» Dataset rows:
§ §
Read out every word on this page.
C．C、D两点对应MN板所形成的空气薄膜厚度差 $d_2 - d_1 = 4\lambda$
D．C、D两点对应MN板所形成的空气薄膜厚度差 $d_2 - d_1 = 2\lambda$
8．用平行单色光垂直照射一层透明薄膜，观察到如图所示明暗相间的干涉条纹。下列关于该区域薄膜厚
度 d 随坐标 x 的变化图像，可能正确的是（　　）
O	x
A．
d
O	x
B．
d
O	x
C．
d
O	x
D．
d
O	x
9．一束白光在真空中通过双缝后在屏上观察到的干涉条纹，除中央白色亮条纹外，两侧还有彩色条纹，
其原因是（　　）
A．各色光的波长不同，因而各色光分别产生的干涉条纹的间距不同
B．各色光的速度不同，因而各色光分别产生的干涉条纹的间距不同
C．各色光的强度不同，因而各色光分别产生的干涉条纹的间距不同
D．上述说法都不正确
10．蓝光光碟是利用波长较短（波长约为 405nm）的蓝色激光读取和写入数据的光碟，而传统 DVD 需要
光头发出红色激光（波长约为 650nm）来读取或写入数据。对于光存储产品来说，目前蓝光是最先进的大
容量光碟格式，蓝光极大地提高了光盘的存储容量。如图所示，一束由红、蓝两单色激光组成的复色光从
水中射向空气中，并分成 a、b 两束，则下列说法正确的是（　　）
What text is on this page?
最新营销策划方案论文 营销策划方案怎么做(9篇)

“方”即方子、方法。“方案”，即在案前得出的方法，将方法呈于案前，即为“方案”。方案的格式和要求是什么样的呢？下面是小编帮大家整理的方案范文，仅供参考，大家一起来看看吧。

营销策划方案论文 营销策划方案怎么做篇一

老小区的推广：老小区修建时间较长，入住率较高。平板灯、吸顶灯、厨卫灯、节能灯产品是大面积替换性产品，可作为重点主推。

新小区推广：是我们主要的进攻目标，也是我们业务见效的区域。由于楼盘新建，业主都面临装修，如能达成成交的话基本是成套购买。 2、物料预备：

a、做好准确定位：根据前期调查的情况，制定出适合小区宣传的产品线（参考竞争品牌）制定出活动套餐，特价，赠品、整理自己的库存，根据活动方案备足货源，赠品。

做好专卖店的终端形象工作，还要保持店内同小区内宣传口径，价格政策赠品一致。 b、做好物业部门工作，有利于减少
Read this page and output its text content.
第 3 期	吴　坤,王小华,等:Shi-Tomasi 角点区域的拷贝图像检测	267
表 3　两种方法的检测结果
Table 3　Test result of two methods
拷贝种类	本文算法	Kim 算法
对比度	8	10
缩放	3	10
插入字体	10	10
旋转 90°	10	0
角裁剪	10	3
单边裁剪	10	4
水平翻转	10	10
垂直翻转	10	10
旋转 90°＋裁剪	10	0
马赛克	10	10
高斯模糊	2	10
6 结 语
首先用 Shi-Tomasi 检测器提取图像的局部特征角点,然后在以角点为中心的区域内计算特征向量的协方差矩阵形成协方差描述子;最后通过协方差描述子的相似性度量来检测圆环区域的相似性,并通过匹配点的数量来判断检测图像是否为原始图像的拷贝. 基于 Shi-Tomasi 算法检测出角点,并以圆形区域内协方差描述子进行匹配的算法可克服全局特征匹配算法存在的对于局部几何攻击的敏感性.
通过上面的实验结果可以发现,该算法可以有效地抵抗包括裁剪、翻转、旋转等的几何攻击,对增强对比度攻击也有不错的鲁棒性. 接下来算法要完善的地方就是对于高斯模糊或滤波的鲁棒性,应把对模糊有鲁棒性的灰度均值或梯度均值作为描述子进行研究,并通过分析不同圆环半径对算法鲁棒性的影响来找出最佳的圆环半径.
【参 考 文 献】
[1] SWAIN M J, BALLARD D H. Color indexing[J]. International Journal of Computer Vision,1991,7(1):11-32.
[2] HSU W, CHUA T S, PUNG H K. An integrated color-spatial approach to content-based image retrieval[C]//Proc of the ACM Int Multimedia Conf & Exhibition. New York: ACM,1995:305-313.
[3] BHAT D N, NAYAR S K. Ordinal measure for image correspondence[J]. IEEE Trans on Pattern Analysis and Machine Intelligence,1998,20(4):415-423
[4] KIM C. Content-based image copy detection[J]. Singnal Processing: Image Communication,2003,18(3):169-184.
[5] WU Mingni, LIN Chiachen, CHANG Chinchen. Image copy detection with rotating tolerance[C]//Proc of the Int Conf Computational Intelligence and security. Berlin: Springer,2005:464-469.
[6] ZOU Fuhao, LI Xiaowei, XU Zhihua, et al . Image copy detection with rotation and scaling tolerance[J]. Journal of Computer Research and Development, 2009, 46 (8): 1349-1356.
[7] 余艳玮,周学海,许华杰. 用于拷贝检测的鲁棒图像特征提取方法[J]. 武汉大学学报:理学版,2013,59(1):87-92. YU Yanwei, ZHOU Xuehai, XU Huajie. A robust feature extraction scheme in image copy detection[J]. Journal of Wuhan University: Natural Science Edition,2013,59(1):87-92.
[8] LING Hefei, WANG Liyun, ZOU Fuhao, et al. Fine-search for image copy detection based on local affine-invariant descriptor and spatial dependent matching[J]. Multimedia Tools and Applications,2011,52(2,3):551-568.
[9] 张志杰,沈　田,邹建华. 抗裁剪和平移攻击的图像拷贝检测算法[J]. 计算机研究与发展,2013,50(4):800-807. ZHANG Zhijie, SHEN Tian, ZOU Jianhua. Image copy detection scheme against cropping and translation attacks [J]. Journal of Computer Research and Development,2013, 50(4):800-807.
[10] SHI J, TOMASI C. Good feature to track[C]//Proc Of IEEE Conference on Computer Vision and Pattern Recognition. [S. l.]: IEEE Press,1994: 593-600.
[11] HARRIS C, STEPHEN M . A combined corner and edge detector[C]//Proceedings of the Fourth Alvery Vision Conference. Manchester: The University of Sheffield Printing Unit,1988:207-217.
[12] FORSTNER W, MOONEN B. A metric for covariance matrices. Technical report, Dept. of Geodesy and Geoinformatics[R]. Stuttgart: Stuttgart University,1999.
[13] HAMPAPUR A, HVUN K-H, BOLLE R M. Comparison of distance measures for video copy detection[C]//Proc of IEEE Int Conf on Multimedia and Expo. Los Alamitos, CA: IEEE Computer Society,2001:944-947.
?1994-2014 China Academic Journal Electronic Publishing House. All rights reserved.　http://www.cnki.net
§ §
Write out the records shown above, exactly as they appear.

» SOLUTION FOR THIS TASK:
Read out every word on this page.
C．C、D两点对应MN板所形成的空气薄膜厚度差 $d_2 - d_1 = 4\lambda$
D．C、D两点对应MN板所形成的空气薄膜厚度差 $d_2 - d_1 = 2\lambda$
8．用平行单色光垂直照射一层透明薄膜，观察到如图所示明暗相间的干涉条纹。下列关于该区域薄膜厚
度 d 随坐标 x 的变化图像，可能正确的是（　　）
O	x
A．
d
O	x
B．
d
O	x
C．
d
O	x
D．
d
O	x
9．一束白光在真空中通过双缝后在屏上观察到的干涉条纹，除中央白色亮条纹外，两侧还有彩色条纹，
其原因是（　　）
A．各色光的波长不同，因而各色光分别产生的干涉条纹的间距不同
B．各色光的速度不同，因而各色光分别产生的干涉条纹的间距不同
C．各色光的强度不同，因而各色光分别产生的干涉条纹的间距不同
D．上述说法都不正确
10．蓝光光碟是利用波长较短（波长约为 405nm）的蓝色激光读取和写入数据的光碟，而传统 DVD 需要
光头发出红色激光（波长约为 650nm）来读取或写入数据。对于光存储产品来说，目前蓝光是最先进的大
容量光碟格式，蓝光极大地提高了光盘的存储容量。如图所示，一束由红、蓝两单色激光组成的复色光从
水中射向空气中，并分成 a、b 两束，则下列说法正确的是（　　）
What text is on this page?
最新营销策划方案论文 营销策划方案怎么做(9篇)

“方”即方子、方法。“方案”，即在案前得出的方法，将方法呈于案前，即为“方案”。方案的格式和要求是什么样的呢？下面是小编帮大家整理的方案范文，仅供参考，大家一起来看看吧。

营销策划方案论文 营销策划方案怎么做篇一

老小区的推广：老小区修建时间较长，入住率较高。平板灯、吸顶灯、厨卫灯、节能灯产品是大面积替换性产品，可作为重点主推。

新小区推广：是我们主要的进攻目标，也是我们业务见效的区域。由于楼盘新建，业主都面临装修，如能达成成交的话基本是成套购买。 2、物料预备：

a、做好准确定位：根据前期调查的情况，制定出适合小区宣传的产品线（参考竞争品牌）制定出活动套餐，特价，赠品、整理自己的库存，根据活动方案备足货源，赠品。

做好专卖店的终端形象工作，还要保持店内同小区内宣传口径，价格政策赠品一致。 b、做好物业部门工作，有利于减少
Read this page and output its text content.
第 3 期	吴　坤,王小华,等:Shi-Tomasi 角点区域的拷贝图像检测	267
表 3　两种方法的检测结果
Table 3　Test result of two methods
拷贝种类	本文算法	Kim 算法
对比度	8	10
缩放	3	10
插入字体	10	10
旋转 90°	10	0
角裁剪	10	3
单边裁剪	10	4
水平翻转	10	10
垂直翻转	10	10
旋转 90°＋裁剪	10	0
马赛克	10	10
高斯模糊	2	10
6 结 语
首先用 Shi-Tomasi 检测器提取图像的局部特征角点,然后在以角点为中心的区域内计算特征向量的协方差矩阵形成协方差描述子;最后通过协方差描述子的相似性度量来检测圆环区域的相似性,并通过匹配点的数量来判断检测图像是否为原始图像的拷贝. 基于 Shi-Tomasi 算法检测出角点,并以圆形区域内协方差描述子进行匹配的算法可克服全局特征匹配算法存在的对于局部几何攻击的敏感性.
通过上面的实验结果可以发现,该算法可以有效地抵抗包括裁剪、翻转、旋转等的几何攻击,对增强对比度攻击也有不错的鲁棒性. 接下来算法要完善的地方就是对于高斯模糊或滤波的鲁棒性,应把对模糊有鲁棒性的灰度均值或梯度均值作为描述子进行研究,并通过分析不同圆环半径对算法鲁棒性的影响来找出最佳的圆环半径.
【参 考 文 献】
[1] SWAIN M J, BALLARD D H. Color indexing[J]. International Journal of Computer Vision,1991,7(1):11-32.
[2] HSU W, CHUA T S, PUNG H K. An integrated color-spatial approach to content-based image retrieval[C]//Proc of the ACM Int Multimedia Conf & Exhibition. New York: ACM,1995:305-313.
[3] BHAT D N, NAYAR S K. Ordinal measure for image correspondence[J]. IEEE Trans on Pattern Analysis and Machine Intelligence,1998,20(4):415-423
[4] KIM C. Content-based image copy detection[J]. Singnal Processing: Image Communication,2003,18(3):169-184.
[5] WU Mingni, LIN Chiachen, CHANG Chinchen. Image copy detection with rotating tolerance[C]//Proc of the Int Conf Computational Intelligence and security. Berlin: Springer,2005:464-469.
[6] ZOU Fuhao, LI Xiaowei, XU Zhihua, et al . Image copy detection with rotation and scaling tolerance[J]. Journal of Computer Research and Development, 2009, 46 (8): 1349-1356.
[7] 余艳玮,周学海,许华杰. 用于拷贝检测的鲁棒图像特征提取方法[J]. 武汉大学学报:理学版,2013,59(1):87-92. YU Yanwei, ZHOU Xuehai, XU Huajie. A robust feature extraction scheme in image copy detection[J]. Journal of Wuhan University: Natural Science Edition,2013,59(1):87-92.
[8] LING Hefei, WANG Liyun, ZOU Fuhao, et al. Fine-search for image copy detection based on local affine-invariant descriptor and spatial dependent matching[J]. Multimedia Tools and Applications,2011,52(2,3):551-568.
[9] 张志杰,沈　田,邹建华. 抗裁剪和平移攻击的图像拷贝检测算法[J]. 计算机研究与发展,2013,50(4):800-807. ZHANG Zhijie, SHEN Tian, ZOU Jianhua. Image copy detection scheme against cropping and translation attacks [J]. Journal of Computer Research and Development,2013, 50(4):800-807.
[10] SHI J, TOMASI C. Good feature to track[C]//Proc Of IEEE Conference on Computer Vision and Pattern Recognition. [S. l.]: IEEE Press,1994: 593-600.
[11] HARRIS C, STEPHEN M . A combined corner and edge detector[C]//Proceedings of the Fourth Alvery Vision Conference. Manchester: The University of Sheffield Printing Unit,1988:207-217.
[12] FORSTNER W, MOONEN B. A metric for covariance matrices. Technical report, Dept. of Geodesy and Geoinformatics[R]. Stuttgart: Stuttgart University,1999.
[13] HAMPAPUR A, HVUN K-H, BOLLE R M. Comparison of distance measures for video copy detection[C]//Proc of IEEE Int Conf on Multimedia and Expo. Los Alamitos, CA: IEEE Computer Society,2001:944-947.
?1994-2014 China Academic Journal Electronic Publishing House. All rights reserved.　http://www.cnki.net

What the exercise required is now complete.